## Directions
Please list all lines of the material below in which the string "اليمان" occurs.

-=-=-

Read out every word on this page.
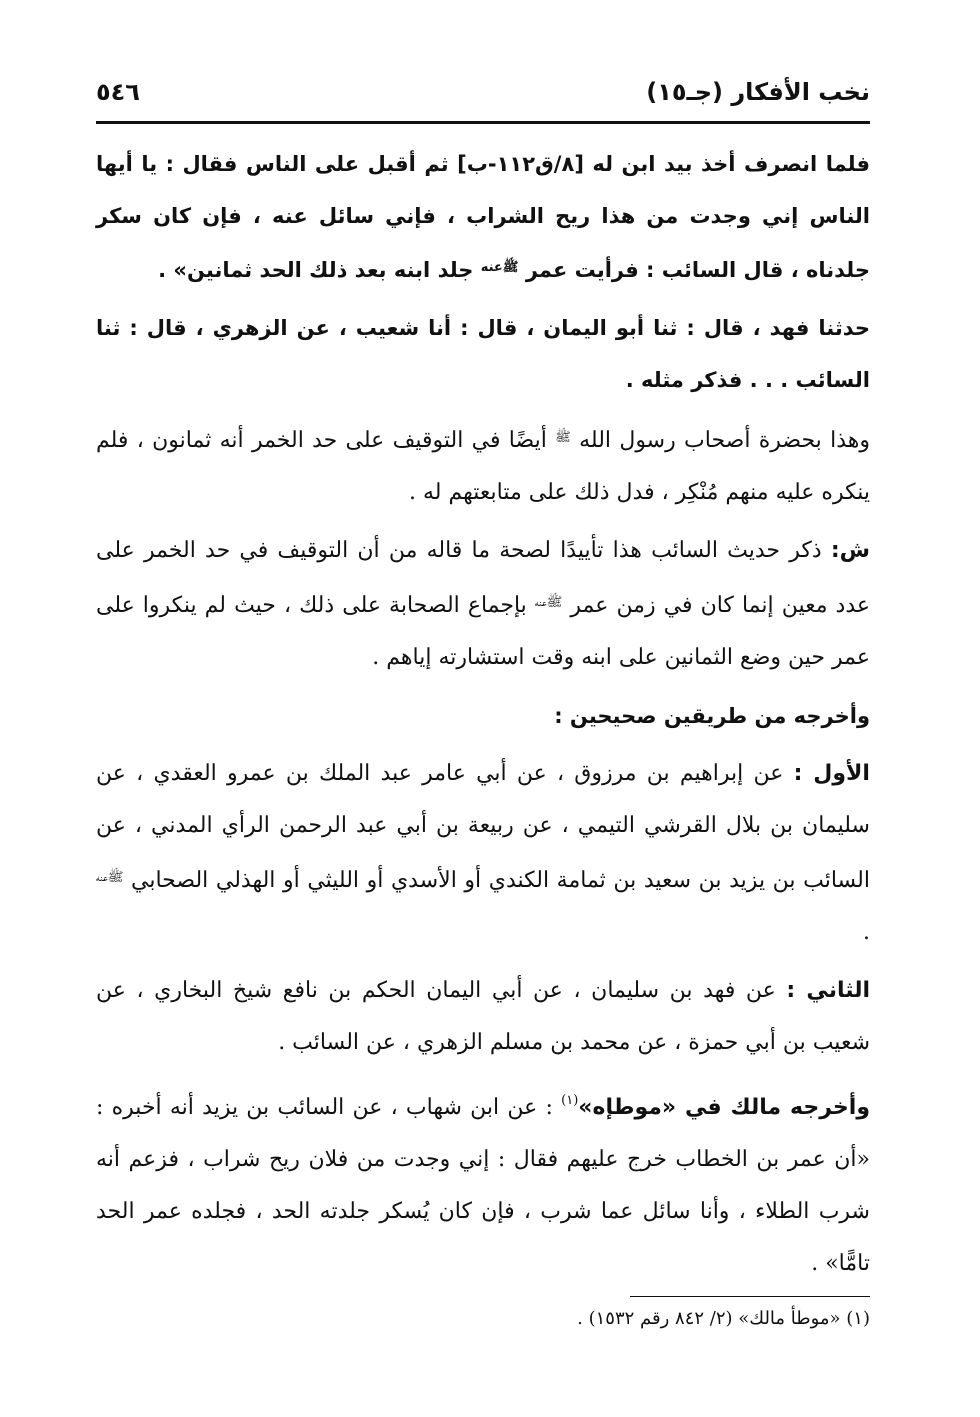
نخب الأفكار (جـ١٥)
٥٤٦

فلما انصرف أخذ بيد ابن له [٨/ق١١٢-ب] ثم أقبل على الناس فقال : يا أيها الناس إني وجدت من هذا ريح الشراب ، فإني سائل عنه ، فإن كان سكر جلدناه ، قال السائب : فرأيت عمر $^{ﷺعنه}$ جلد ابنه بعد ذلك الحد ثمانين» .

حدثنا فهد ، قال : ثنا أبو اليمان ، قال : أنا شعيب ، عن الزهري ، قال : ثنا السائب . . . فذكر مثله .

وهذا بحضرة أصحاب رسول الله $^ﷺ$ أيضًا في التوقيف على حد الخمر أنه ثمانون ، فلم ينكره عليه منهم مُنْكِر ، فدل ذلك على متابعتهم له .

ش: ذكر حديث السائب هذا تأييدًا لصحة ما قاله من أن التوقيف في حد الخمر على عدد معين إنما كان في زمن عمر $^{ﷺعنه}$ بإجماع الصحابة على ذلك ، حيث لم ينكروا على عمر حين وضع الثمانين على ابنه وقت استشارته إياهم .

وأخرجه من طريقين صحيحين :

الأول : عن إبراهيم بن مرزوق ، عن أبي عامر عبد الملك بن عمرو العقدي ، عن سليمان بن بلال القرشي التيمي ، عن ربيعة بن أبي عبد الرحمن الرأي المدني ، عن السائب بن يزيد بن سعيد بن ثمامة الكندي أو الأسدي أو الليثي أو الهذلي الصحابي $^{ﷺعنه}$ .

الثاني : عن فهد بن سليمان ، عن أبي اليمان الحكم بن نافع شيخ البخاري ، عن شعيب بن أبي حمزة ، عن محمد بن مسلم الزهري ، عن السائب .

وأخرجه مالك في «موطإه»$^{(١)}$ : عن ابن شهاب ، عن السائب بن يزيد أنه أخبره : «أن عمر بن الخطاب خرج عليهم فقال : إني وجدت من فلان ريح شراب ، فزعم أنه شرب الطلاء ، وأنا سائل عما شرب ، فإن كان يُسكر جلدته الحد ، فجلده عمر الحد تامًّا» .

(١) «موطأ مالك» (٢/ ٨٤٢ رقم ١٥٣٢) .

-=-=-

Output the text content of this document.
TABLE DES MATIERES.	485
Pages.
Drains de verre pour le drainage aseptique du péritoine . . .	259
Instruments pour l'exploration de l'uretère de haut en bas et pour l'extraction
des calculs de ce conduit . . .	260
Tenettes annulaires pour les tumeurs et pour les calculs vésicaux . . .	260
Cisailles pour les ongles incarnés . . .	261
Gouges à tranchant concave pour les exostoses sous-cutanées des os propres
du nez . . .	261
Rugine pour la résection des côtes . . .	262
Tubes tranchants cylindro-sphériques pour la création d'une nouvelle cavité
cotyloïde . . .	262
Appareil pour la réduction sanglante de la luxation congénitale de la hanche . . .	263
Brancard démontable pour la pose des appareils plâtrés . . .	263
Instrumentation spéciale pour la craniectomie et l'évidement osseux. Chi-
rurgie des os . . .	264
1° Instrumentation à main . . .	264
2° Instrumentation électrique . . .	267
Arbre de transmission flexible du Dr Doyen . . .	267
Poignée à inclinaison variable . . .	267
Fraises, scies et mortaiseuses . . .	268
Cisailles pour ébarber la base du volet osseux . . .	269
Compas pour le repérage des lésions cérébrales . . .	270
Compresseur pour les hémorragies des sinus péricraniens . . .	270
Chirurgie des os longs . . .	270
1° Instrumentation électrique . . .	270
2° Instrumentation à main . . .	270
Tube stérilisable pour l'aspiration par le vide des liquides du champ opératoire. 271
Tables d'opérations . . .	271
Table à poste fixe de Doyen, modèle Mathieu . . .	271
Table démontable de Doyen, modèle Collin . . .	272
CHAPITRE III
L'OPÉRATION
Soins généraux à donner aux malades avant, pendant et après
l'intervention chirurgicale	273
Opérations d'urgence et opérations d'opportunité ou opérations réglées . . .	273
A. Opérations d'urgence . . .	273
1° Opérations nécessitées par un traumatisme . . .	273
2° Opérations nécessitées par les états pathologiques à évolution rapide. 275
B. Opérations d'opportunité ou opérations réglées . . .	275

-=-=-

## Full solution
حدثنا فهد ، قال : ثنا أبو اليمان ، قال : أنا شعيب ، عن الزهري ، قال : ثنا السائب . . . فذكر مثله .
الثاني : عن فهد بن سليمان ، عن أبي اليمان الحكم بن نافع شيخ البخاري ، عن شعيب بن أبي حمزة ، عن محمد بن مسلم الزهري ، عن السائب .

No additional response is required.